**Page excerpt**:
The next higher standard overcurrent device rating (above
the ampacity of the conductors being protected) shall be
permitted to be used, provided all of the following conditions
are met:

(1) The conductors being protected are not part of a branch
circuit supplying more than one receptacle for cordand-
plug-connected portable loads.

(2) The ampacity of the conductors does not correspond
with the standard ampere rating of a fuse or a circuit
breaker without overload trip adjustments above its rating
(but that shall be permitted to have other trip or
rating adjustments).
(3) The next higher standard rating selected does not exceed
800 amperes.


If NM is rated at 17 amps 60*C, then a 20amp device would technically be violating the intent of this rule even though it applies to larger conductors.

**Data records**:
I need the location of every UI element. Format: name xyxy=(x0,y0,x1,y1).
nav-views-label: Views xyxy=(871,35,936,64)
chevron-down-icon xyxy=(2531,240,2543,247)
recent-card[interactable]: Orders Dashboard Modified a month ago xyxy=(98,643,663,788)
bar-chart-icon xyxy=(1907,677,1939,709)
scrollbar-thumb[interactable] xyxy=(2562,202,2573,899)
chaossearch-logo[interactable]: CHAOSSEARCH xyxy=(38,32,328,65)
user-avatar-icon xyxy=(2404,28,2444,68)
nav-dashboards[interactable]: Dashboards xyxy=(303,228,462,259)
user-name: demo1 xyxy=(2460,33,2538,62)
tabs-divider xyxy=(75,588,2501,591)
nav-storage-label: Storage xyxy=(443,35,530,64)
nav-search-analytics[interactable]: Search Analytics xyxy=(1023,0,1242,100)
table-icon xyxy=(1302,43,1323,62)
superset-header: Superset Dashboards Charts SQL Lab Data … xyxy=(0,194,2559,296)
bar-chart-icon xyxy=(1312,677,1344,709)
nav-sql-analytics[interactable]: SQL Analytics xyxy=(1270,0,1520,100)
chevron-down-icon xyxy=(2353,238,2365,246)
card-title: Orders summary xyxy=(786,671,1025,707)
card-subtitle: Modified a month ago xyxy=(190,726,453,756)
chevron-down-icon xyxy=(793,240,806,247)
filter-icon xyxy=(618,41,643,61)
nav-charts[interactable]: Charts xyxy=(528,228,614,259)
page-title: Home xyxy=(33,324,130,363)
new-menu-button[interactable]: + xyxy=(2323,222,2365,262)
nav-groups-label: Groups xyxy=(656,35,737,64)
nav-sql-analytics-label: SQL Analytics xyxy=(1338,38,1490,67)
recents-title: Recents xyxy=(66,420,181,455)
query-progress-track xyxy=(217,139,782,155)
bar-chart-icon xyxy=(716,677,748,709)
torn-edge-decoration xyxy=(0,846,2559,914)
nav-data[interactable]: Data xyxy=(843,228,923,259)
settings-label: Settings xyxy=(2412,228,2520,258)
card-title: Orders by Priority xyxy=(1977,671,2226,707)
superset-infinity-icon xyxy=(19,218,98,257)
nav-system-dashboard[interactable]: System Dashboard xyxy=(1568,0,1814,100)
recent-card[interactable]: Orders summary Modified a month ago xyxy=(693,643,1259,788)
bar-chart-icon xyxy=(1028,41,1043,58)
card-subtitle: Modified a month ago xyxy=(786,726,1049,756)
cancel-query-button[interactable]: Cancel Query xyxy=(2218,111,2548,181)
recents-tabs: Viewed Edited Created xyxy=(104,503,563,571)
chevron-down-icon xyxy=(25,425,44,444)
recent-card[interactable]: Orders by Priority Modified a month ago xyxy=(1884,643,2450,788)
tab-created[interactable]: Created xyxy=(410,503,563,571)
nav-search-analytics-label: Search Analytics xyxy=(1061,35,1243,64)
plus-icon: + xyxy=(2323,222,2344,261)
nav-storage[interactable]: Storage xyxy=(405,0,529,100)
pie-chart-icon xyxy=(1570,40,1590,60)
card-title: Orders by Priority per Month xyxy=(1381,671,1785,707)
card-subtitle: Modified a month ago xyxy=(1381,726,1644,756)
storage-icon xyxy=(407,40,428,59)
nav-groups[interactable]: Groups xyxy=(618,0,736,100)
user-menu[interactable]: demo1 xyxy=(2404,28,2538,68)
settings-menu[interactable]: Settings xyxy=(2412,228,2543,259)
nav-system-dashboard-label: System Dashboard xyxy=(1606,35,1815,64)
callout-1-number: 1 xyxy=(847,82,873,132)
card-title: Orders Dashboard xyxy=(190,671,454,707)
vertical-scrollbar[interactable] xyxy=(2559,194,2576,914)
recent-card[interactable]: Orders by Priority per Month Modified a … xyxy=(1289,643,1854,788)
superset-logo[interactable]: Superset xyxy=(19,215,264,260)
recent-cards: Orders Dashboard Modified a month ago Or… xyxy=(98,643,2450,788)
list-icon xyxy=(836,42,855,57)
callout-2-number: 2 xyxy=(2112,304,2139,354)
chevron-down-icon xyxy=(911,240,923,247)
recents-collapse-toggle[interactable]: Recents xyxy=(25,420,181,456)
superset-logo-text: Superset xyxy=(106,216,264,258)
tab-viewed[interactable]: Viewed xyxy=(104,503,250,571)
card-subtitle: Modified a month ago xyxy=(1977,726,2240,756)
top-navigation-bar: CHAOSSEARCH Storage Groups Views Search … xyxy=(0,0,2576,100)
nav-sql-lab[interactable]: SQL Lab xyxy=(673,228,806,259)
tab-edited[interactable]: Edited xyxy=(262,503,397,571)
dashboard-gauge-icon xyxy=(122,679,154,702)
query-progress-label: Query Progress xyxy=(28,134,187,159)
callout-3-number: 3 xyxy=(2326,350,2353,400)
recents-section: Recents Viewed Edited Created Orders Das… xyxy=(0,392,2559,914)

**Complete the following**:
**1.** In the overcurrent rule excerpt, what limit must the next higher standard rating selected stay within?
**2.** Reproduce the part of the overcurrent rule excerpt between "(1) The conductors" and "800 amperes.", inclusive.

**Outputs by task**:
**1.** It must not exceed 800 amperes.

**2.**
(1) The conductors being protected are not part of a branch
circuit supplying more than one receptacle for cordand-
plug-connected portable loads.

(2) The ampacity of the conductors does not correspond
with the standard ampere rating of a fuse or a circuit
breaker without overload trip adjustments above its rating
(but that shall be permitted to have other trip or
rating adjustments).
(3) The next higher standard rating selected does not exceed
800 amperes.